• _EXERCISE_:
Extract, from the records beneath this instruction, each line that contains the word "pixel".
═════ GIVEN DATA ═════
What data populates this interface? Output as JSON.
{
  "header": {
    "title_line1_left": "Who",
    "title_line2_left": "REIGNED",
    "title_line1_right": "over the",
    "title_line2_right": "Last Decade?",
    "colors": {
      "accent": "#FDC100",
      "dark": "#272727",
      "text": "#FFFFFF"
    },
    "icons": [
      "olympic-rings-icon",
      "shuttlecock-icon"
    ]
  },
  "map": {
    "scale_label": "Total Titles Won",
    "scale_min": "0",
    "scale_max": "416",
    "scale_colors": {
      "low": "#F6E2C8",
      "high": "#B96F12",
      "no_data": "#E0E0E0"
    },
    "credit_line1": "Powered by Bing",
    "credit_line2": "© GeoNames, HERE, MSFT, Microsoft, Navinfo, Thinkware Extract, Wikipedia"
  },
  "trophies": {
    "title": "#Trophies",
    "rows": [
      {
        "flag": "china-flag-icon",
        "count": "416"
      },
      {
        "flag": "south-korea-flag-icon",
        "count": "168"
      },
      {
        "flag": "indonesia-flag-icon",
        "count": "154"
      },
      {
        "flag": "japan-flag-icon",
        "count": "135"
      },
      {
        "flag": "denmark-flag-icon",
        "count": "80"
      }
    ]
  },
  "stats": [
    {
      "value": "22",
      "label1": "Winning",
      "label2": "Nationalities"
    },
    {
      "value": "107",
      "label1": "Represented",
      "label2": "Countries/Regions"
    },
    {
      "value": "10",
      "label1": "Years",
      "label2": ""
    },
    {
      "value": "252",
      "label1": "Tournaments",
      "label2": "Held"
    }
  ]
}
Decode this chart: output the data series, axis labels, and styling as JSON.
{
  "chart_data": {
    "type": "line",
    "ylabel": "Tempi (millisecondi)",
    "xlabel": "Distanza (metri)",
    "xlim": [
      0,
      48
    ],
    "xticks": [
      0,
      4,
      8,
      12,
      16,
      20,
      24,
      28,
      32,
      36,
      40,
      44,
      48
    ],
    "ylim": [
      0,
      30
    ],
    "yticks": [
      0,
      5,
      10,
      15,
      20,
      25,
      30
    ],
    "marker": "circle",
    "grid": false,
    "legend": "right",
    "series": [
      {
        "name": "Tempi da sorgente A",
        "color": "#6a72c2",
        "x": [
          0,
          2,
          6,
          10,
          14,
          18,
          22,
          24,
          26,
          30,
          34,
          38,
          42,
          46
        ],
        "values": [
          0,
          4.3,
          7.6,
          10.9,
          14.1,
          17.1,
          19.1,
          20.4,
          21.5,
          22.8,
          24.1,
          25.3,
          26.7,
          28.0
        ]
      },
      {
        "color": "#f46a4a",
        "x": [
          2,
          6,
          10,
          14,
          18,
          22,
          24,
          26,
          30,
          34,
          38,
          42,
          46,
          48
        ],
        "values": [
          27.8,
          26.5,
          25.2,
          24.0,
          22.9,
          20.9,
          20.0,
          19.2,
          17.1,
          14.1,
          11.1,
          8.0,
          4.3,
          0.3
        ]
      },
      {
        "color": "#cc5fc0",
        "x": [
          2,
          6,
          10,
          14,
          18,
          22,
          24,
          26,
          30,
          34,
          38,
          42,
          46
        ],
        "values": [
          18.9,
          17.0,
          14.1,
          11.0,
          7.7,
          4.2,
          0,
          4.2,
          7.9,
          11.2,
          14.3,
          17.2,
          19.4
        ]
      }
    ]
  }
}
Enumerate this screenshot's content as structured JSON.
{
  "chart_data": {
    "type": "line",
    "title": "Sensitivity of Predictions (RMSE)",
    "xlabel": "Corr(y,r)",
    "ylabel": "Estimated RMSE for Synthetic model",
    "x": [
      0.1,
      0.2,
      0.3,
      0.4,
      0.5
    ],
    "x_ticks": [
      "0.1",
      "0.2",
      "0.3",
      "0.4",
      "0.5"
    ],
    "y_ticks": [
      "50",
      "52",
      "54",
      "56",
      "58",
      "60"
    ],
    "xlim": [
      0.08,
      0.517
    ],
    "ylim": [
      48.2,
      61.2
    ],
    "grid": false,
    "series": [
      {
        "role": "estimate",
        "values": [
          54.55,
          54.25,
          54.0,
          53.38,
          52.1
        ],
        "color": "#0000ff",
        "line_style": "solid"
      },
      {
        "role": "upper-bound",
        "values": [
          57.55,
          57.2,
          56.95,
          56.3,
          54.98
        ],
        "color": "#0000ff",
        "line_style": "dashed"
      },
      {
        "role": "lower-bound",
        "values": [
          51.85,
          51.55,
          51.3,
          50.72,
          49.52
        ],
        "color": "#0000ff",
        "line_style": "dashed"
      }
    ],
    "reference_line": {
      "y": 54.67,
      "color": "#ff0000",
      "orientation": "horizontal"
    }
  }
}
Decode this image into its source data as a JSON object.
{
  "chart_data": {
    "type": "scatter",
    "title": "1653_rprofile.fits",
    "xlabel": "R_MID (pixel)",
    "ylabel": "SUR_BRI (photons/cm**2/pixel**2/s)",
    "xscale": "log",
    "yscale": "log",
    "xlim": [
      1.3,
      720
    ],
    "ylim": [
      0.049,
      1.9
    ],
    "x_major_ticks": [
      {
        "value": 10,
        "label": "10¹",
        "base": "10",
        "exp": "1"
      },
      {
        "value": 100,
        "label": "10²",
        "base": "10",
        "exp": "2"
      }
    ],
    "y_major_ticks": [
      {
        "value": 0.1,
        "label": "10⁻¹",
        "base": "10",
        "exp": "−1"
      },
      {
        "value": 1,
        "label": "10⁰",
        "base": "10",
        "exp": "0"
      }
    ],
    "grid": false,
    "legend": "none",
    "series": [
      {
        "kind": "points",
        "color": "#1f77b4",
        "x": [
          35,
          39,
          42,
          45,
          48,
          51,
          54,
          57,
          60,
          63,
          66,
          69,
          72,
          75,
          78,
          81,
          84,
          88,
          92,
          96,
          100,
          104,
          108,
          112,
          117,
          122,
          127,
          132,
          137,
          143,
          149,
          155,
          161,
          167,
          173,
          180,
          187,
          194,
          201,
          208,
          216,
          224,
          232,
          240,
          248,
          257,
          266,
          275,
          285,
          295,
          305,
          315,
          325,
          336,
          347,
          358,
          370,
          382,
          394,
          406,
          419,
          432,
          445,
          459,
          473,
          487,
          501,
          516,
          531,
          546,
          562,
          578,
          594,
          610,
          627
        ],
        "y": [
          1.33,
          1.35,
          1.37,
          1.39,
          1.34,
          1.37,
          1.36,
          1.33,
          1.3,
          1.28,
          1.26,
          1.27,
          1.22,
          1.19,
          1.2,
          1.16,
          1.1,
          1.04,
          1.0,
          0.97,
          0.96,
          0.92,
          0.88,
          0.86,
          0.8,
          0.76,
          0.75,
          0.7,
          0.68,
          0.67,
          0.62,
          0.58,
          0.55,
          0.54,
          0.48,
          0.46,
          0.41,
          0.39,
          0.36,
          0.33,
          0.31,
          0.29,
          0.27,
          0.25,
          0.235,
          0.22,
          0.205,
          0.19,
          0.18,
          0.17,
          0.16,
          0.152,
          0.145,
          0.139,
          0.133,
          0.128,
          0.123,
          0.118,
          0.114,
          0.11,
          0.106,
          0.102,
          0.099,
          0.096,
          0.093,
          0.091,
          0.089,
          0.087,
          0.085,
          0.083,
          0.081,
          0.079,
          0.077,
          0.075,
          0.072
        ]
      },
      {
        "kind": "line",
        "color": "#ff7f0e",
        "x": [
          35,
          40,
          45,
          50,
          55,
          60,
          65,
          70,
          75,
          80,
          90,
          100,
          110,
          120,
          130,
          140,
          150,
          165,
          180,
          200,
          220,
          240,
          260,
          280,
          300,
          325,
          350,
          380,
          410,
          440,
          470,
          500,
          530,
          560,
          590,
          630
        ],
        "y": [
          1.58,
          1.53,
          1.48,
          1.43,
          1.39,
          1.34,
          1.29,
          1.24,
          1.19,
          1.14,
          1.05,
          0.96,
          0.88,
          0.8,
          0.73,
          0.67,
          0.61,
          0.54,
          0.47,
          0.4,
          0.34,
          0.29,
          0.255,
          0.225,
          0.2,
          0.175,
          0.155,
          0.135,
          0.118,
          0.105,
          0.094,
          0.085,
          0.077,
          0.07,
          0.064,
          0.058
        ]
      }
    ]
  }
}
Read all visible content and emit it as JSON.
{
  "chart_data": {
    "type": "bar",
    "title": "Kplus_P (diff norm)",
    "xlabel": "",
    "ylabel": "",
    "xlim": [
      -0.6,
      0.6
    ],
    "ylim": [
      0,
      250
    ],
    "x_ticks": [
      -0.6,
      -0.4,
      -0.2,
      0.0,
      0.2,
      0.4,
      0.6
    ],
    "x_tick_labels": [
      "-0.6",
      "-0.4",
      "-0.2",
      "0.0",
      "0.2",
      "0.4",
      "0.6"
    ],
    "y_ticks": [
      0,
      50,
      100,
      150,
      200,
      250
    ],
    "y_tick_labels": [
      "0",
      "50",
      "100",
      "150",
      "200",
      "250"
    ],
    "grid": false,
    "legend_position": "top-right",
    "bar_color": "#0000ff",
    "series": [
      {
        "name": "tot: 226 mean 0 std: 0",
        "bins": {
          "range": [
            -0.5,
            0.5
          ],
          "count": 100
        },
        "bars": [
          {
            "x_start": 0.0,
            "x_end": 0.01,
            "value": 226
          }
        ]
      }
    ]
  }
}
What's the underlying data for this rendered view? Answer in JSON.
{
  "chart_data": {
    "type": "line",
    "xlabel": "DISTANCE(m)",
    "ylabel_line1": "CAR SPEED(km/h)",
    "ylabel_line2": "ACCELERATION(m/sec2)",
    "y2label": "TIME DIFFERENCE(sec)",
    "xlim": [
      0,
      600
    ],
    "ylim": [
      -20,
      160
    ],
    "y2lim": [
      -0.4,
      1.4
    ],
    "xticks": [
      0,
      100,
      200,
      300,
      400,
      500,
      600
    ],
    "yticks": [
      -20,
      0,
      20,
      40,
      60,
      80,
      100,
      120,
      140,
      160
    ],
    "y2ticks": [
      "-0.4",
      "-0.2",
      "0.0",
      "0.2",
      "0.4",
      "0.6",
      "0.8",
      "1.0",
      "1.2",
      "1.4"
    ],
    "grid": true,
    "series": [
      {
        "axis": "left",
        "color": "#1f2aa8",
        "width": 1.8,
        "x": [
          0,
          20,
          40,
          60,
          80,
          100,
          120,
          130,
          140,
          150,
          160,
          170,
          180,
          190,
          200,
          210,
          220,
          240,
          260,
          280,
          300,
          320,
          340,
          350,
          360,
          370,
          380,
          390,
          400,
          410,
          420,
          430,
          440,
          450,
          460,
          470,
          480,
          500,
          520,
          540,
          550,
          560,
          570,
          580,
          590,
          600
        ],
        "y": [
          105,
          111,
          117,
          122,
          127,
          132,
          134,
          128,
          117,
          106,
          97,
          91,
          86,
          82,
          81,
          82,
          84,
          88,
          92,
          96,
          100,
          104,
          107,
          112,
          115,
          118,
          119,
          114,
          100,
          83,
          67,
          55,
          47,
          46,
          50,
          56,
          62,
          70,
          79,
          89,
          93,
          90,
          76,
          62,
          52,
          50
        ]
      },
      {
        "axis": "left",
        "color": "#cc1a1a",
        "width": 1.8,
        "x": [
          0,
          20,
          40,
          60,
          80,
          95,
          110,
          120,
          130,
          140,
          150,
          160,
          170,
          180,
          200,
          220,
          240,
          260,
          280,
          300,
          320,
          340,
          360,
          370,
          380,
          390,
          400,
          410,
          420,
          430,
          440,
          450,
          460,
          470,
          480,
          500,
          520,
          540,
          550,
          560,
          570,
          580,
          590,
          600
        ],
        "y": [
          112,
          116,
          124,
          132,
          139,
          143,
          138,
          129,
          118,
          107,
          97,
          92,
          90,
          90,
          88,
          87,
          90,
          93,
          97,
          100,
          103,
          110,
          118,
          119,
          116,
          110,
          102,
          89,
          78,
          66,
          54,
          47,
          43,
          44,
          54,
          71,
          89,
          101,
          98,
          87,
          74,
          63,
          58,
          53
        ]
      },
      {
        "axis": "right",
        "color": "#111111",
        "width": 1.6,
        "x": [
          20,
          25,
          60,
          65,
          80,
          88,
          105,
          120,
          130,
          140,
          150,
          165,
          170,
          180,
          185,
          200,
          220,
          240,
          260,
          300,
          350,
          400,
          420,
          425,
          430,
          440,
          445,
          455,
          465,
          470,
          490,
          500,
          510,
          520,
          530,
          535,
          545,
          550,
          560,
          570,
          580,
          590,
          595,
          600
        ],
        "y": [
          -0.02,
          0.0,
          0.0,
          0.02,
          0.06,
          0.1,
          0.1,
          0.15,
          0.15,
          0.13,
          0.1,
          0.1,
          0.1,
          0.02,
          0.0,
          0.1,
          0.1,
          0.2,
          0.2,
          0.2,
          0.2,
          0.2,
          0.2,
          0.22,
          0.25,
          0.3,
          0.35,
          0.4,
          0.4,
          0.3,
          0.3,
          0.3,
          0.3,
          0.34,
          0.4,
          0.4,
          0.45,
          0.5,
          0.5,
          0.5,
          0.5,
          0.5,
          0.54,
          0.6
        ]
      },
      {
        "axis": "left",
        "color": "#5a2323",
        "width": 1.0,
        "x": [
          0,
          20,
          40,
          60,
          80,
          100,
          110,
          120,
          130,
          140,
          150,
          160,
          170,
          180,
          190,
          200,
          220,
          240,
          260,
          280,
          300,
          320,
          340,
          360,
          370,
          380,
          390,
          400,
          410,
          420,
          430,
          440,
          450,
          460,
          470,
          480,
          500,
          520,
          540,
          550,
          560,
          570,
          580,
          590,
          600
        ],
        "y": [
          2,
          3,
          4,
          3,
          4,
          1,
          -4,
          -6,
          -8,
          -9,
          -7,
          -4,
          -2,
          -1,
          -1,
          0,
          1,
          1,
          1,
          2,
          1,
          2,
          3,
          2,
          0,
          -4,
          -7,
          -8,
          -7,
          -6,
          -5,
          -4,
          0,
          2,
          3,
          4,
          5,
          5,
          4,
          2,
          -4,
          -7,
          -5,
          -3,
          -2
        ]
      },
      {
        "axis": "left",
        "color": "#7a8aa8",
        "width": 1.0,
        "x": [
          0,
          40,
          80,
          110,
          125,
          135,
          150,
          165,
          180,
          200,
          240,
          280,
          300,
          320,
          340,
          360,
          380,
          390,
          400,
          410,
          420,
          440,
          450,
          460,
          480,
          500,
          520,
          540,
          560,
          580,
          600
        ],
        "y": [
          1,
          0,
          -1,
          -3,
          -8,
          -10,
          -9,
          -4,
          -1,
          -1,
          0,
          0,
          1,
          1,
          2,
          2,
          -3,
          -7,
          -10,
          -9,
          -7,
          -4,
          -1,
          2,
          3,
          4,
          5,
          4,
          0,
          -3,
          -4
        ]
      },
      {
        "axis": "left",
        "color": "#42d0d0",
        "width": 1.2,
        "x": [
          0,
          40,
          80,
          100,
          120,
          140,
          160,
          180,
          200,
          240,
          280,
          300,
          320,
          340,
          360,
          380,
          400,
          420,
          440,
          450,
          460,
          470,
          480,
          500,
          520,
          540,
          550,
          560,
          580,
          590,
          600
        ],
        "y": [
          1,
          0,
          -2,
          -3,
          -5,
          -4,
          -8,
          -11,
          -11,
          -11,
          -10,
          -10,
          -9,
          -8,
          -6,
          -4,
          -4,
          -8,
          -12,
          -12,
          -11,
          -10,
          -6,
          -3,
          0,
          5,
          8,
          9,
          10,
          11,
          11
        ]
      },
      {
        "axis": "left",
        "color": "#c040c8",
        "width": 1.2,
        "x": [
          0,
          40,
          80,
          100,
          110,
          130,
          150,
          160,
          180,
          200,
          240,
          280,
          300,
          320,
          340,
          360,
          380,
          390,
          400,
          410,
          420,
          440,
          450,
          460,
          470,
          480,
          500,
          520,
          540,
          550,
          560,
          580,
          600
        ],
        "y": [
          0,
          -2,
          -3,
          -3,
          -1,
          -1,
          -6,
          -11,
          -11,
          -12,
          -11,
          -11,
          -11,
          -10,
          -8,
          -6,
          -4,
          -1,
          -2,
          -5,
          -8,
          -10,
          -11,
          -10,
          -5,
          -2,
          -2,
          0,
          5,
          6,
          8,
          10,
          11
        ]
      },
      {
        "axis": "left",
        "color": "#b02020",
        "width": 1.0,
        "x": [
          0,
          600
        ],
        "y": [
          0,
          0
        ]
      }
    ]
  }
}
═════
• _THE OUTPUT_:
    "xlabel": "R_MID (pixel)",
    "ylabel": "SUR_BRI (photons/cm**2/pixel**2/s)",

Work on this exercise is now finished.